- **Your task**
Count how many lines contain the word "notes". Respond with the number alone.

☆ ☆ ☆ ☆ ☆

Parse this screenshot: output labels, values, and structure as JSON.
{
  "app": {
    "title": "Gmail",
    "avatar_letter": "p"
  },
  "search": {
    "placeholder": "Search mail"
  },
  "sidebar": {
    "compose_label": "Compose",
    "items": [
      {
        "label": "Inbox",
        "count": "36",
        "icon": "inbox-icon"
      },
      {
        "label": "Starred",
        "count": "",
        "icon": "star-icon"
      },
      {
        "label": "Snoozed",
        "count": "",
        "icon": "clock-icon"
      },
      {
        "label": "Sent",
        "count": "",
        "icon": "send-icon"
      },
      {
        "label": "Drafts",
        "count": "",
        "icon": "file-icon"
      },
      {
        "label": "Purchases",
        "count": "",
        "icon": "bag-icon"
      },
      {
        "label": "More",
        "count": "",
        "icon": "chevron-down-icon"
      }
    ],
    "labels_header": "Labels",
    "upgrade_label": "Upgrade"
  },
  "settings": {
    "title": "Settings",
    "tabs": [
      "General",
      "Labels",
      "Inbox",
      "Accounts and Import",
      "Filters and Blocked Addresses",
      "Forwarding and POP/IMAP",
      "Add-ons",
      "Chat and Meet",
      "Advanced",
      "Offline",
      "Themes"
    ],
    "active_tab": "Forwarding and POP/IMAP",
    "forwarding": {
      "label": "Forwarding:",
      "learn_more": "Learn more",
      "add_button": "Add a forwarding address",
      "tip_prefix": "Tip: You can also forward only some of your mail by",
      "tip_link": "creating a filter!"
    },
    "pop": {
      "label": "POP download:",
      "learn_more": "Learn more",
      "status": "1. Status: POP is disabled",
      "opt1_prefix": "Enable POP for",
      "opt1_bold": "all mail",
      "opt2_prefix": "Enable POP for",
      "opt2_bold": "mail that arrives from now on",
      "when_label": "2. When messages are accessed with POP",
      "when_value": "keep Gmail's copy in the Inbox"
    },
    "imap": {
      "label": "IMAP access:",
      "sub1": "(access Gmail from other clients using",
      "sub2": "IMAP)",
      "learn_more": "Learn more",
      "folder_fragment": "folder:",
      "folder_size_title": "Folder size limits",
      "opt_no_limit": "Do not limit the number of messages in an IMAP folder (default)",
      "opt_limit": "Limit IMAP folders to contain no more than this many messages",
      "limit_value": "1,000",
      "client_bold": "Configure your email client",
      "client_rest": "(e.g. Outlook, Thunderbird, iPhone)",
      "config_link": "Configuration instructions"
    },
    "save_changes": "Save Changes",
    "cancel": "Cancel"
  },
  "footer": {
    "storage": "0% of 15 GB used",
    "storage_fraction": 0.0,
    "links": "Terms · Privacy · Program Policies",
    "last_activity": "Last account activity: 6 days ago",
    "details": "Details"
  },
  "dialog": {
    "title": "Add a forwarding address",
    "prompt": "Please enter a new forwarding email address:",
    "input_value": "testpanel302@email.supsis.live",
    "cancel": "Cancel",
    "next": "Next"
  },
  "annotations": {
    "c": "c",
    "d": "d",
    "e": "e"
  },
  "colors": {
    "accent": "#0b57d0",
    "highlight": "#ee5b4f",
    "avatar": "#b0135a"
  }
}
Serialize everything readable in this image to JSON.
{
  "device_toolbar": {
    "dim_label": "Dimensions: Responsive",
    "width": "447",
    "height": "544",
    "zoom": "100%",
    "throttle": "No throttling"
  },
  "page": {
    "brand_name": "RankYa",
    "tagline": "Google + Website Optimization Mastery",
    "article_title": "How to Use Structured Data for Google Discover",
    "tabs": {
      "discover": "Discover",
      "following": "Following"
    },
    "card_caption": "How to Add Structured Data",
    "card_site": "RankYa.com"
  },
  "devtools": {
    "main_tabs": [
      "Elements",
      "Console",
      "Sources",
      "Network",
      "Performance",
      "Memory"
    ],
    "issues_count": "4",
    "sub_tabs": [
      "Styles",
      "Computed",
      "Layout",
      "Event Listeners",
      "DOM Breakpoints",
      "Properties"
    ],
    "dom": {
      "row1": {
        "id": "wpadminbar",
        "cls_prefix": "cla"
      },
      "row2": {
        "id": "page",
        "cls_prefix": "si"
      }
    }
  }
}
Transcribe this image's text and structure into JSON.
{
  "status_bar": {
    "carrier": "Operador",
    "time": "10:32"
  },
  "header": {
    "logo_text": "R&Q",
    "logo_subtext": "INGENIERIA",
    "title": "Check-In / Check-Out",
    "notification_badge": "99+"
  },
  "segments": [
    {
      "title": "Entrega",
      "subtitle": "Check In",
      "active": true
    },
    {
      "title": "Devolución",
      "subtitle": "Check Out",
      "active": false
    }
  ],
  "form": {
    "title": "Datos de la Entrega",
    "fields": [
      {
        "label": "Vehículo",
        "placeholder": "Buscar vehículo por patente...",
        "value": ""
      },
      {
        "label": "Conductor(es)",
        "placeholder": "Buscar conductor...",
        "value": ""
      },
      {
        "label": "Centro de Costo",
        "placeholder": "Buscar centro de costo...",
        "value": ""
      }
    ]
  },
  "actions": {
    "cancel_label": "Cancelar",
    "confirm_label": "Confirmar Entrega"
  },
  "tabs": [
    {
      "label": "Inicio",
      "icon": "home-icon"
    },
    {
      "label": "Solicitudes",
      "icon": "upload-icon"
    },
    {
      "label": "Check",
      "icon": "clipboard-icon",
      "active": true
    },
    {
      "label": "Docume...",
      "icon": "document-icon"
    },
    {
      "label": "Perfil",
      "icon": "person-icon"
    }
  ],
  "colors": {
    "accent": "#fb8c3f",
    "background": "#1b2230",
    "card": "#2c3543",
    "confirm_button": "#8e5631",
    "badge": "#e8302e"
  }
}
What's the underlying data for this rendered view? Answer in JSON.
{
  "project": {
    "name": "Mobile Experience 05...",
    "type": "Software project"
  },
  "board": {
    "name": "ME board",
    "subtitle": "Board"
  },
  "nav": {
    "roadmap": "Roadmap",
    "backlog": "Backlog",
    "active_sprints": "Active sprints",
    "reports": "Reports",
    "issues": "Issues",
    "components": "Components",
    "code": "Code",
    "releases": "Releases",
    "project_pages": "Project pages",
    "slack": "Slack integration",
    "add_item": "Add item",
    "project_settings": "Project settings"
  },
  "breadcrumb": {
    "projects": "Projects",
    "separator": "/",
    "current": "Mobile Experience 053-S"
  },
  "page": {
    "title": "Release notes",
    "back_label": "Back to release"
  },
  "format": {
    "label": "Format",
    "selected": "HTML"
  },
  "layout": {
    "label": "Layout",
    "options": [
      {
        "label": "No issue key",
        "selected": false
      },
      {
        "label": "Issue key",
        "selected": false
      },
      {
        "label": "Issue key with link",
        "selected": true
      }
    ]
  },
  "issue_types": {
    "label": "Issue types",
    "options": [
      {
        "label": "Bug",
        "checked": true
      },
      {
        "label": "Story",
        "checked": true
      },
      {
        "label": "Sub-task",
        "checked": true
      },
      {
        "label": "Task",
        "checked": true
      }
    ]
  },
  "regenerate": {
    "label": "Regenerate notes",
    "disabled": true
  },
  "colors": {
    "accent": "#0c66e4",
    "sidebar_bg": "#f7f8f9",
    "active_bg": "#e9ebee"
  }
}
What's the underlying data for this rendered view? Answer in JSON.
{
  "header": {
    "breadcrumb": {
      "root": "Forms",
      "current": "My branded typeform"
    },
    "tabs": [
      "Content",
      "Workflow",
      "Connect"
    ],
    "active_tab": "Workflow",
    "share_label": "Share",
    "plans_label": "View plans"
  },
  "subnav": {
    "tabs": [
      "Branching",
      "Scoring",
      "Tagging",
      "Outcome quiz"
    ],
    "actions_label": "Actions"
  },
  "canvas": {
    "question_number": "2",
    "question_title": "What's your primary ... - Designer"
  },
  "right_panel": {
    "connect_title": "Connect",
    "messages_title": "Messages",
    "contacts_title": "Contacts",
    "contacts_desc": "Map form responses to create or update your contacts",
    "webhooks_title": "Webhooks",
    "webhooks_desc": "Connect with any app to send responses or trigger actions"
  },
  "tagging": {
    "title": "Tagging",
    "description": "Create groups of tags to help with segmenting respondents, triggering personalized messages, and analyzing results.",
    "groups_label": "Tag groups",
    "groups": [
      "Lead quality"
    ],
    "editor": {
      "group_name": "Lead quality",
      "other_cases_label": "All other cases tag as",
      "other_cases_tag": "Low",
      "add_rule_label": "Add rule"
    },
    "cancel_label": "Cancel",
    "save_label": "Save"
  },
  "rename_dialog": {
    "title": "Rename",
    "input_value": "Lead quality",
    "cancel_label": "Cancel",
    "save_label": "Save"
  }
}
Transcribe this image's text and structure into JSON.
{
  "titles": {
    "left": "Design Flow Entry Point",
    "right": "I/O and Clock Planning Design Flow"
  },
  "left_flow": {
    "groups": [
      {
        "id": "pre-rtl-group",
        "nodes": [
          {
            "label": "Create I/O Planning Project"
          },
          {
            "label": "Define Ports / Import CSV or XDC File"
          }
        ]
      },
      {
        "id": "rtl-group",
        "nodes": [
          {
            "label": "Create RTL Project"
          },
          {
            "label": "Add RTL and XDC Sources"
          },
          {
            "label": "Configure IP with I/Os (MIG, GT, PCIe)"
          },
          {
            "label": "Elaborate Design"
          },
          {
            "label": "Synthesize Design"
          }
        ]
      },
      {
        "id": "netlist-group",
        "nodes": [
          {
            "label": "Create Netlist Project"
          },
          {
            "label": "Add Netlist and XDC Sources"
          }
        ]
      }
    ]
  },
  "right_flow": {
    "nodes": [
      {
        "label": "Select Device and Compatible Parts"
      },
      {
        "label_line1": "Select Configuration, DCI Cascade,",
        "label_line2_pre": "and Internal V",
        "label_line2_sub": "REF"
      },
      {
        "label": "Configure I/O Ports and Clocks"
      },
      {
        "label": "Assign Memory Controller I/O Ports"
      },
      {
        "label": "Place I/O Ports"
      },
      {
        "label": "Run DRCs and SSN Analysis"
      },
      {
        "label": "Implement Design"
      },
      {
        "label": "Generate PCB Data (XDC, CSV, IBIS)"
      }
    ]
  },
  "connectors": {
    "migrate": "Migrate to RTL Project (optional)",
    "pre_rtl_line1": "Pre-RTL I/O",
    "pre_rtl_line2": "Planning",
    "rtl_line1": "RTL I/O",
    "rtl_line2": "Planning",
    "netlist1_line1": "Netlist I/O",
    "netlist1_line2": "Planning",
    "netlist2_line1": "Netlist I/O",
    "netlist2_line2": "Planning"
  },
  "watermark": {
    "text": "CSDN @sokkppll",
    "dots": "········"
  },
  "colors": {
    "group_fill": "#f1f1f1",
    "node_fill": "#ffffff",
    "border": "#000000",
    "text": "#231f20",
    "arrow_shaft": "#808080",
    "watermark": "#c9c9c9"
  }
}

☆ ☆ ☆ ☆ ☆

- **The solution**
2